── Information supplied ──
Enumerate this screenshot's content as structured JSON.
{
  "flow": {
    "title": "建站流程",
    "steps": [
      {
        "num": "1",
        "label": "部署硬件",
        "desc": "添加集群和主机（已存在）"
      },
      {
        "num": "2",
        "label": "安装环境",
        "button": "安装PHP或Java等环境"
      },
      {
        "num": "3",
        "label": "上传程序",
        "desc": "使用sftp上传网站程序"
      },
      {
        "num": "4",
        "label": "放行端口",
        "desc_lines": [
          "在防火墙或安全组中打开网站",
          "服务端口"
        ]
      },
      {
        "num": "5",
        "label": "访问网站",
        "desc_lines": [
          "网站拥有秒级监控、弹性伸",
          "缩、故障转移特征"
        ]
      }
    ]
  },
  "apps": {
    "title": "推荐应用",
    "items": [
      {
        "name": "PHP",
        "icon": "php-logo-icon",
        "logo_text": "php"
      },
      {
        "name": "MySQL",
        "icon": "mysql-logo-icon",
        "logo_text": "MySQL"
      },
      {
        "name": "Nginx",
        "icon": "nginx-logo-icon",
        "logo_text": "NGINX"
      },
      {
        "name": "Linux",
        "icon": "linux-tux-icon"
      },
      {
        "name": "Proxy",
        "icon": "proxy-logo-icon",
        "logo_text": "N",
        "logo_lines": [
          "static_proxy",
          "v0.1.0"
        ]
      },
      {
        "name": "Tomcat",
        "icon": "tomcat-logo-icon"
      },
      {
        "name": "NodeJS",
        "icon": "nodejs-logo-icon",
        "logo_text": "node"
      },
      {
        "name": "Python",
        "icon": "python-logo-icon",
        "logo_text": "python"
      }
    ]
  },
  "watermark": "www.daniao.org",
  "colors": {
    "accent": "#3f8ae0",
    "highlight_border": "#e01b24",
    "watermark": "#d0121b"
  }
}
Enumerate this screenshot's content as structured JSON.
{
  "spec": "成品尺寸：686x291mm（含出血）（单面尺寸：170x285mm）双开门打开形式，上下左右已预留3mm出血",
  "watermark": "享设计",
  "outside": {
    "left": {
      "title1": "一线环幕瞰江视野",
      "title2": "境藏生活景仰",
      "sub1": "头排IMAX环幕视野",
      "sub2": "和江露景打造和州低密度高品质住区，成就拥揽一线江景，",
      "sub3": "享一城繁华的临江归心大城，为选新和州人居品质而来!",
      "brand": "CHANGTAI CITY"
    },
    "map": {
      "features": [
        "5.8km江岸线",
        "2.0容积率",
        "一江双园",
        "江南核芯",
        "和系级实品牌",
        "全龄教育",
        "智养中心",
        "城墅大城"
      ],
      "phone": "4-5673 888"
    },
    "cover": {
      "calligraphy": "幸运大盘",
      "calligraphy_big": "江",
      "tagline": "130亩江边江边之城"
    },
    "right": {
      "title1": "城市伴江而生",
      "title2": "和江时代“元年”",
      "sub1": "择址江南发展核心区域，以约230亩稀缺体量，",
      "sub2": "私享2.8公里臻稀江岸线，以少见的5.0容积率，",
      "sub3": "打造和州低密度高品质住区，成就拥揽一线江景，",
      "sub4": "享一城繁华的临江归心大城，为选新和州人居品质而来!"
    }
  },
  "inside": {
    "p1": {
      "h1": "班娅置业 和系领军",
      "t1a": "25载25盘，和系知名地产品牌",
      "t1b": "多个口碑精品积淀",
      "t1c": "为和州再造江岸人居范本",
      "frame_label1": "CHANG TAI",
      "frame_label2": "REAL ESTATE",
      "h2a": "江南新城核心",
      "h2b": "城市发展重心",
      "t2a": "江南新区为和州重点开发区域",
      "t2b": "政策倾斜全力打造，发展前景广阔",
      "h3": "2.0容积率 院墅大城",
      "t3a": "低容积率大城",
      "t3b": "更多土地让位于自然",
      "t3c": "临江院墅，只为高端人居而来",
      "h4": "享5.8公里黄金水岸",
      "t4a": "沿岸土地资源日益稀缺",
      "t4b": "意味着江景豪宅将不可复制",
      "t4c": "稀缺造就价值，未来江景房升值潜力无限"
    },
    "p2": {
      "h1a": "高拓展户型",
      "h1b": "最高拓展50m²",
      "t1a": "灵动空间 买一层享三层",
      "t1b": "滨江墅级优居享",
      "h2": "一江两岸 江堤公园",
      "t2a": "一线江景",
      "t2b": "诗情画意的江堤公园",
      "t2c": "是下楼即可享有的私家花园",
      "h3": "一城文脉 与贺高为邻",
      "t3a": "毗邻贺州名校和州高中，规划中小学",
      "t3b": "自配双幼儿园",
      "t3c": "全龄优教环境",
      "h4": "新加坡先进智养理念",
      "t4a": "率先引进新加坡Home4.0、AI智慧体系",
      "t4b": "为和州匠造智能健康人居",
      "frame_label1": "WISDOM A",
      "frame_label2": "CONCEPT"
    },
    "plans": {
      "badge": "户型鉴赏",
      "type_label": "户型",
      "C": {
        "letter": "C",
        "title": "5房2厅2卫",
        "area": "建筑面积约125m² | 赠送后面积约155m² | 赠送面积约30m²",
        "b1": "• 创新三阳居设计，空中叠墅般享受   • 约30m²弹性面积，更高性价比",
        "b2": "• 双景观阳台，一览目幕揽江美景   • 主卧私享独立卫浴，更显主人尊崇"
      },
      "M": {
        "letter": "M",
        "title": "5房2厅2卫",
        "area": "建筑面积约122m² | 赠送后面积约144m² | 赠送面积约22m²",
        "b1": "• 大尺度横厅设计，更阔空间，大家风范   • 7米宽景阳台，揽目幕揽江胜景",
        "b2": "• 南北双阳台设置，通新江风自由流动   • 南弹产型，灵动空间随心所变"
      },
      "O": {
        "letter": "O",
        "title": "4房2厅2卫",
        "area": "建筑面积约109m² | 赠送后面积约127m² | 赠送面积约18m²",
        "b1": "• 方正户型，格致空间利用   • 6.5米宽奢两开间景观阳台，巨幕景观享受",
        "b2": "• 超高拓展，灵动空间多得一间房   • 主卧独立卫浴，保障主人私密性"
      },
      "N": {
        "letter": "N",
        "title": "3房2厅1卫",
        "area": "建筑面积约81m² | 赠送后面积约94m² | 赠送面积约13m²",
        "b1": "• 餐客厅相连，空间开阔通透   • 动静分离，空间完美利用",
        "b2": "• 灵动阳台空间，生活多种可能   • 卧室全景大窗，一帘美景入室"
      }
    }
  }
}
───
## Prompt
Search the data for "为选新和州人居品质而来". Copy every matching line.

## Task output
      "sub3": "享一城繁华的临江归心大城，为选新和州人居品质而来!",
      "sub4": "享一城繁华的临江归心大城，为选新和州人居品质而来!"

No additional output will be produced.